* _DIRECTION_
List, from the lines below, each one with "name" in it.

* _EXERCISE INPUTS_
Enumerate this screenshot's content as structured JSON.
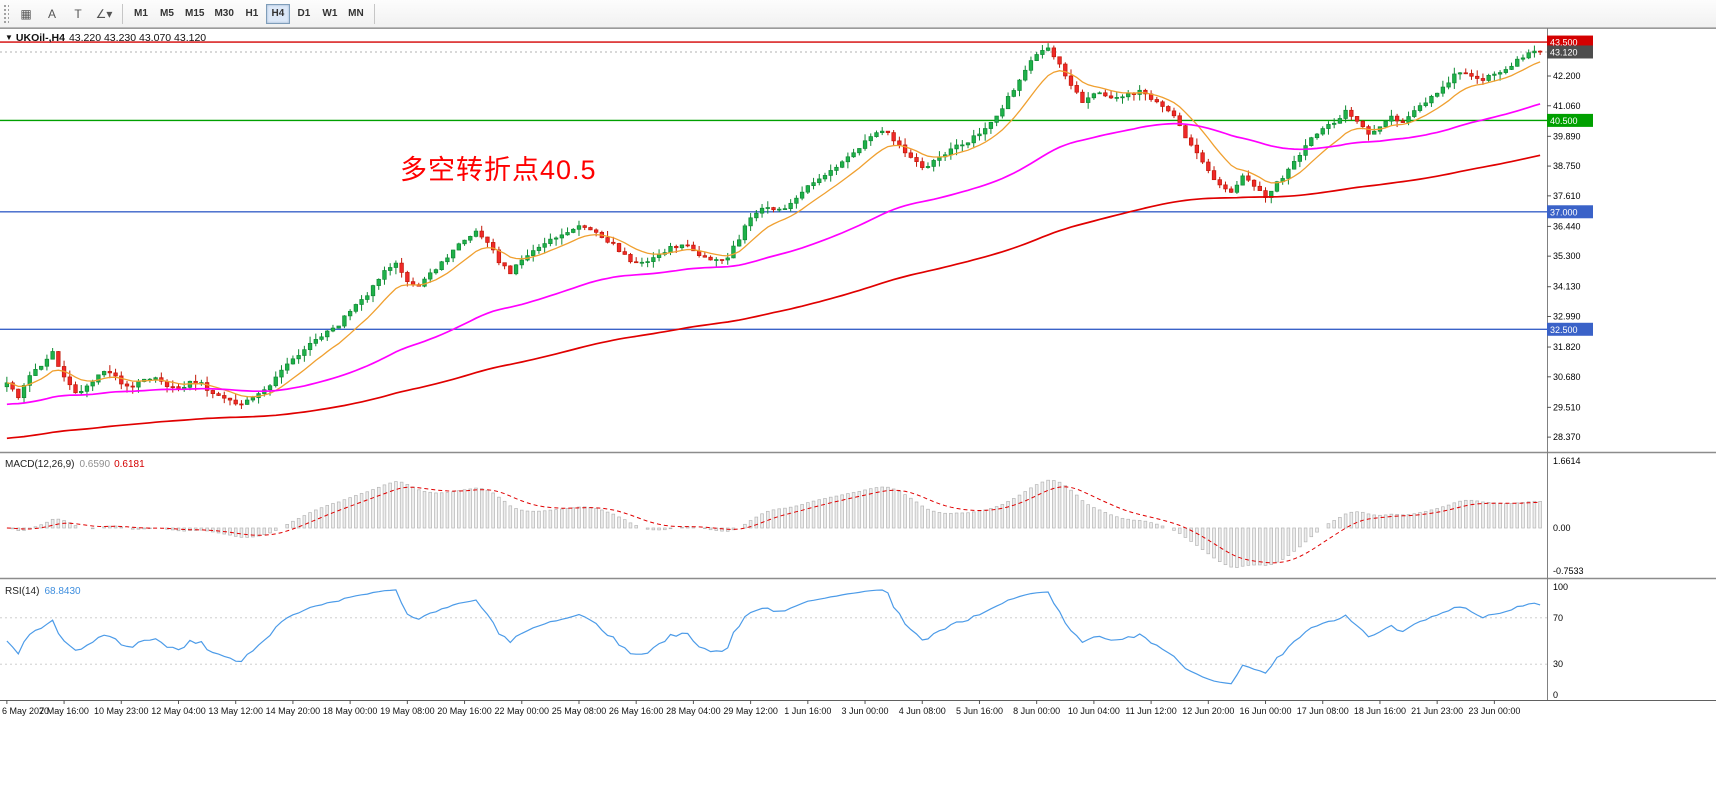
{
  "toolbar": {
    "tools": [
      {
        "name": "chart-grid-icon",
        "glyph": "▦"
      },
      {
        "name": "cursor-arrow-icon",
        "glyph": "A"
      },
      {
        "name": "text-tool-icon",
        "glyph": "T"
      },
      {
        "name": "angle-tool-icon",
        "glyph": "∠",
        "dropdown": "▾"
      }
    ],
    "timeframes": [
      {
        "label": "M1",
        "active": false
      },
      {
        "label": "M5",
        "active": false
      },
      {
        "label": "M15",
        "active": false
      },
      {
        "label": "M30",
        "active": false
      },
      {
        "label": "H1",
        "active": false
      },
      {
        "label": "H4",
        "active": true
      },
      {
        "label": "D1",
        "active": false
      },
      {
        "label": "W1",
        "active": false
      },
      {
        "label": "MN",
        "active": false
      }
    ]
  },
  "symbol_header": {
    "collapse_icon": "▼",
    "symbol": "UKOil-,H4",
    "ohlc": "43.220 43.230 43.070 43.120"
  },
  "annotation": {
    "text": "多空转折点40.5",
    "color": "#ff0000"
  },
  "macd_panel": {
    "title": "MACD(12,26,9)",
    "main_value": "0.6590",
    "signal_value": "0.6181",
    "scale_labels": [
      "1.6614",
      "0.00",
      "-0.7533"
    ],
    "histogram_fill": "#ededed",
    "histogram_stroke": "#b5b5b5",
    "signal_color": "#e00000",
    "params": {
      "fast": 12,
      "slow": 26,
      "signal": 9
    }
  },
  "rsi_panel": {
    "title": "RSI(14)",
    "value": "68.8430",
    "period": 14,
    "line_color": "#4c9be8",
    "scale_labels": [
      "100",
      "70",
      "30",
      "0"
    ],
    "levels": [
      70,
      30
    ]
  },
  "chart_data": {
    "type": "candlestick",
    "symbol": "UKOil-",
    "timeframe": "H4",
    "last_ohlc": {
      "open": 43.22,
      "high": 43.23,
      "low": 43.07,
      "close": 43.12
    },
    "bars": 269,
    "price_axis_range": [
      27.8,
      44.0
    ],
    "candle_colors": {
      "up": "#1fb14a",
      "up_stroke": "#0e8a33",
      "down": "#ef2929",
      "down_stroke": "#c21807"
    },
    "moving_averages": [
      {
        "name": "ma-fast",
        "color": "#f0a030",
        "alpha": 0.18,
        "seed": null
      },
      {
        "name": "ma-medium",
        "color": "#ff00ff",
        "alpha": 0.032,
        "seed": 29.6
      },
      {
        "name": "ma-slow",
        "color": "#e00000",
        "alpha": 0.012,
        "seed": 28.3
      }
    ],
    "horizontal_lines": [
      {
        "price": 43.5,
        "color": "#d40000",
        "label": "43.500"
      },
      {
        "price": 40.5,
        "color": "#00a000",
        "label": "40.500"
      },
      {
        "price": 37.0,
        "color": "#3a62c8",
        "label": "37.000"
      },
      {
        "price": 32.5,
        "color": "#3a62c8",
        "label": "32.500"
      }
    ],
    "current_price": {
      "value": 43.12,
      "label": "43.120",
      "badge_color": "#4d4d4d"
    },
    "price_ticks": [
      {
        "label": "42.200",
        "price": 42.2
      },
      {
        "label": "41.060",
        "price": 41.06
      },
      {
        "label": "39.890",
        "price": 39.89
      },
      {
        "label": "38.750",
        "price": 38.75
      },
      {
        "label": "37.610",
        "price": 37.61
      },
      {
        "label": "36.440",
        "price": 36.44
      },
      {
        "label": "35.300",
        "price": 35.3
      },
      {
        "label": "34.130",
        "price": 34.13
      },
      {
        "label": "32.990",
        "price": 32.99
      },
      {
        "label": "31.820",
        "price": 31.82
      },
      {
        "label": "30.680",
        "price": 30.68
      },
      {
        "label": "29.510",
        "price": 29.51
      },
      {
        "label": "28.370",
        "price": 28.37
      }
    ],
    "x_tick_labels": [
      "6 May 2020",
      "7 May 16:00",
      "10 May 23:00",
      "12 May 04:00",
      "13 May 12:00",
      "14 May 20:00",
      "18 May 00:00",
      "19 May 08:00",
      "20 May 16:00",
      "22 May 00:00",
      "25 May 08:00",
      "26 May 16:00",
      "28 May 04:00",
      "29 May 12:00",
      "1 Jun 16:00",
      "3 Jun 00:00",
      "4 Jun 08:00",
      "5 Jun 16:00",
      "8 Jun 00:00",
      "10 Jun 04:00",
      "11 Jun 12:00",
      "12 Jun 20:00",
      "16 Jun 00:00",
      "17 Jun 08:00",
      "18 Jun 16:00",
      "21 Jun 23:00",
      "23 Jun 00:00"
    ],
    "close_path_anchors": [
      [
        0,
        30.4
      ],
      [
        2,
        29.9
      ],
      [
        4,
        30.7
      ],
      [
        6,
        31.1
      ],
      [
        8,
        31.6
      ],
      [
        10,
        30.6
      ],
      [
        12,
        30.1
      ],
      [
        14,
        30.3
      ],
      [
        16,
        30.8
      ],
      [
        18,
        30.9
      ],
      [
        20,
        30.4
      ],
      [
        22,
        30.3
      ],
      [
        24,
        30.6
      ],
      [
        26,
        30.7
      ],
      [
        28,
        30.3
      ],
      [
        30,
        30.2
      ],
      [
        32,
        30.5
      ],
      [
        34,
        30.4
      ],
      [
        36,
        30.0
      ],
      [
        38,
        29.9
      ],
      [
        40,
        29.6
      ],
      [
        42,
        29.8
      ],
      [
        44,
        30.1
      ],
      [
        46,
        30.4
      ],
      [
        48,
        30.9
      ],
      [
        50,
        31.3
      ],
      [
        52,
        31.7
      ],
      [
        54,
        32.1
      ],
      [
        56,
        32.4
      ],
      [
        58,
        32.7
      ],
      [
        60,
        33.2
      ],
      [
        62,
        33.6
      ],
      [
        64,
        34.1
      ],
      [
        66,
        34.7
      ],
      [
        68,
        35.1
      ],
      [
        70,
        34.3
      ],
      [
        72,
        34.1
      ],
      [
        74,
        34.6
      ],
      [
        76,
        35.1
      ],
      [
        78,
        35.5
      ],
      [
        80,
        35.9
      ],
      [
        82,
        36.2
      ],
      [
        84,
        35.9
      ],
      [
        86,
        35.1
      ],
      [
        88,
        34.7
      ],
      [
        90,
        35.1
      ],
      [
        92,
        35.5
      ],
      [
        94,
        35.8
      ],
      [
        96,
        36.0
      ],
      [
        98,
        36.2
      ],
      [
        100,
        36.4
      ],
      [
        102,
        36.3
      ],
      [
        104,
        36.0
      ],
      [
        106,
        35.8
      ],
      [
        108,
        35.3
      ],
      [
        110,
        35.0
      ],
      [
        112,
        35.1
      ],
      [
        114,
        35.3
      ],
      [
        116,
        35.6
      ],
      [
        118,
        35.8
      ],
      [
        120,
        35.5
      ],
      [
        122,
        35.2
      ],
      [
        124,
        35.1
      ],
      [
        126,
        35.3
      ],
      [
        128,
        36.0
      ],
      [
        130,
        36.8
      ],
      [
        132,
        37.2
      ],
      [
        134,
        37.0
      ],
      [
        136,
        37.2
      ],
      [
        138,
        37.5
      ],
      [
        140,
        38.0
      ],
      [
        142,
        38.3
      ],
      [
        144,
        38.6
      ],
      [
        146,
        38.9
      ],
      [
        148,
        39.3
      ],
      [
        150,
        39.7
      ],
      [
        152,
        40.1
      ],
      [
        154,
        40.0
      ],
      [
        156,
        39.5
      ],
      [
        158,
        39.1
      ],
      [
        160,
        38.7
      ],
      [
        162,
        38.9
      ],
      [
        164,
        39.2
      ],
      [
        166,
        39.5
      ],
      [
        168,
        39.7
      ],
      [
        170,
        40.0
      ],
      [
        172,
        40.4
      ],
      [
        174,
        41.0
      ],
      [
        176,
        41.7
      ],
      [
        178,
        42.4
      ],
      [
        180,
        43.1
      ],
      [
        182,
        43.3
      ],
      [
        184,
        42.7
      ],
      [
        186,
        41.8
      ],
      [
        188,
        41.2
      ],
      [
        190,
        41.6
      ],
      [
        192,
        41.4
      ],
      [
        194,
        41.3
      ],
      [
        196,
        41.5
      ],
      [
        198,
        41.6
      ],
      [
        200,
        41.3
      ],
      [
        202,
        41.1
      ],
      [
        204,
        40.7
      ],
      [
        206,
        39.9
      ],
      [
        208,
        39.2
      ],
      [
        210,
        38.6
      ],
      [
        212,
        38.0
      ],
      [
        214,
        37.8
      ],
      [
        216,
        38.3
      ],
      [
        218,
        38.0
      ],
      [
        220,
        37.6
      ],
      [
        222,
        38.1
      ],
      [
        224,
        38.6
      ],
      [
        226,
        39.2
      ],
      [
        228,
        39.9
      ],
      [
        230,
        40.2
      ],
      [
        232,
        40.4
      ],
      [
        234,
        40.9
      ],
      [
        236,
        40.5
      ],
      [
        238,
        40.0
      ],
      [
        240,
        40.2
      ],
      [
        242,
        40.6
      ],
      [
        244,
        40.4
      ],
      [
        246,
        40.8
      ],
      [
        248,
        41.2
      ],
      [
        250,
        41.6
      ],
      [
        252,
        42.0
      ],
      [
        254,
        42.4
      ],
      [
        256,
        42.2
      ],
      [
        258,
        42.0
      ],
      [
        260,
        42.3
      ],
      [
        262,
        42.5
      ],
      [
        264,
        42.8
      ],
      [
        266,
        43.1
      ],
      [
        268,
        43.12
      ]
    ]
  }
}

* _EXERCISE ANSWER_
        "name": "chart-grid-icon",
        "name": "cursor-arrow-icon",
        "name": "text-tool-icon",
        "name": "angle-tool-icon",
        "name": "ma-fast",
        "name": "ma-medium",
        "name": "ma-slow",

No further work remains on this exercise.